Given exercise:
Every entry must be copied word for word.

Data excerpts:
**********
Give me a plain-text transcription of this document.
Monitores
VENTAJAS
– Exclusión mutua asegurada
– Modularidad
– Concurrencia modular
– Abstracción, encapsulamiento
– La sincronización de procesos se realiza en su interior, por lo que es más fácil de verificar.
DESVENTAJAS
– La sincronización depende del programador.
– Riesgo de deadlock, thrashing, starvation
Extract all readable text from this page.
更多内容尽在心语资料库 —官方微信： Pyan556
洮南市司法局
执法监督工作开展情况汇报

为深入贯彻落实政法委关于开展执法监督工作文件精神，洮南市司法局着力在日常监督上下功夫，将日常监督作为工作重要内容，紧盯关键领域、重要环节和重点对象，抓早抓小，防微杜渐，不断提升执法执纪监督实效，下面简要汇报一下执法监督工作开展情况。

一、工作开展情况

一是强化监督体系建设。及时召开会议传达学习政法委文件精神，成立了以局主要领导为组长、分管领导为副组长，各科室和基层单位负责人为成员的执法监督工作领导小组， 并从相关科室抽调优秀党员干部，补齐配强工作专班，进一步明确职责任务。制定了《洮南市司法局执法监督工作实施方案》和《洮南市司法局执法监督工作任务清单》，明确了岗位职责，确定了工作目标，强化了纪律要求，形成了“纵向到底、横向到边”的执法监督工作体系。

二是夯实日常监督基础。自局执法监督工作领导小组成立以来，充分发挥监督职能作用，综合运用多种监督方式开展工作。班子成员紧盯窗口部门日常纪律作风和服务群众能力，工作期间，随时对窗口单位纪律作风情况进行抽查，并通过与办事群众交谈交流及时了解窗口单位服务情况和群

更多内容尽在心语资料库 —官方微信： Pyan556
**********
Task answer:
Give me a plain-text transcription of this document.
Monitores
VENTAJAS
– Exclusión mutua asegurada
– Modularidad
– Concurrencia modular
– Abstracción, encapsulamiento
– La sincronización de procesos se realiza en su interior, por lo que es más fácil de verificar.
DESVENTAJAS
– La sincronización depende del programador.
– Riesgo de deadlock, thrashing, starvation
Extract all readable text from this page.
更多内容尽在心语资料库 —官方微信： Pyan556
洮南市司法局
执法监督工作开展情况汇报

为深入贯彻落实政法委关于开展执法监督工作文件精神，洮南市司法局着力在日常监督上下功夫，将日常监督作为工作重要内容，紧盯关键领域、重要环节和重点对象，抓早抓小，防微杜渐，不断提升执法执纪监督实效，下面简要汇报一下执法监督工作开展情况。

一、工作开展情况

一是强化监督体系建设。及时召开会议传达学习政法委文件精神，成立了以局主要领导为组长、分管领导为副组长，各科室和基层单位负责人为成员的执法监督工作领导小组， 并从相关科室抽调优秀党员干部，补齐配强工作专班，进一步明确职责任务。制定了《洮南市司法局执法监督工作实施方案》和《洮南市司法局执法监督工作任务清单》，明确了岗位职责，确定了工作目标，强化了纪律要求，形成了“纵向到底、横向到边”的执法监督工作体系。

二是夯实日常监督基础。自局执法监督工作领导小组成立以来，充分发挥监督职能作用，综合运用多种监督方式开展工作。班子成员紧盯窗口部门日常纪律作风和服务群众能力，工作期间，随时对窗口单位纪律作风情况进行抽查，并通过与办事群众交谈交流及时了解窗口单位服务情况和群

更多内容尽在心语资料库 —官方微信： Pyan556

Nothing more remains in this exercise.